• WHAT YOU HAVE TO DO
Pull each line holding "JSON" out of the entries below.

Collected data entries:
○ ○ ○ ○ ○
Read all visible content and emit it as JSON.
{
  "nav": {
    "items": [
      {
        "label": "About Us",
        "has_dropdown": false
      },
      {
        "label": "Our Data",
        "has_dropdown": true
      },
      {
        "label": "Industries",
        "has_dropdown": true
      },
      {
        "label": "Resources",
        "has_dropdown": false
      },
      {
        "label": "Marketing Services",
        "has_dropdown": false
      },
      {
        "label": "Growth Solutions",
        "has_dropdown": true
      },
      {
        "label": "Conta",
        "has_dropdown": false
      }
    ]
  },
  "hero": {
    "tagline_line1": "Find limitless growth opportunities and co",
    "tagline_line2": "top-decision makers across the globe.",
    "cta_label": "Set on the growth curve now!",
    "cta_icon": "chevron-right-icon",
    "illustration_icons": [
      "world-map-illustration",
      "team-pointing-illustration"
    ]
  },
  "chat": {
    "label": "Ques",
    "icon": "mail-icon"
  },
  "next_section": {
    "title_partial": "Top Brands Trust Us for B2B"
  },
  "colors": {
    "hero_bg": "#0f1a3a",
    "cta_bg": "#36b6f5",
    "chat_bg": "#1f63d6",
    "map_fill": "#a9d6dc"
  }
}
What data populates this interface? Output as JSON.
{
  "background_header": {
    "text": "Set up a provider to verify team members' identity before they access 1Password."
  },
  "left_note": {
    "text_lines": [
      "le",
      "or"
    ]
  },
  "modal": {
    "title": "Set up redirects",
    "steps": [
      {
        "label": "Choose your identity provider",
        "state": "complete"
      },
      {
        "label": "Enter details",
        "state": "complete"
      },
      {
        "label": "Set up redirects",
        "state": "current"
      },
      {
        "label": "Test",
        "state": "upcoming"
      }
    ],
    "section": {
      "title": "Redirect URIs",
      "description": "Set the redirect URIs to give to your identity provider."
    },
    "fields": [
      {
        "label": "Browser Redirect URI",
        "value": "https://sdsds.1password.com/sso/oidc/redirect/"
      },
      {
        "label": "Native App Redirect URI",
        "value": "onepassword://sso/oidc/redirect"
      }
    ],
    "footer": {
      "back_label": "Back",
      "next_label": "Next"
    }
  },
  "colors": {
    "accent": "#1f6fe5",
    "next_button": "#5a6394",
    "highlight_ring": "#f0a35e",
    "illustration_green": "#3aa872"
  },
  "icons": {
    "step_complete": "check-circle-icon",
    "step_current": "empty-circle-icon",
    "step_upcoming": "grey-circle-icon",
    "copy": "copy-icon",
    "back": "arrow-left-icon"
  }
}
○ ○ ○ ○ ○
• COMPLETE ANSWER
Read all visible content and emit it as JSON.
What data populates this interface? Output as JSON.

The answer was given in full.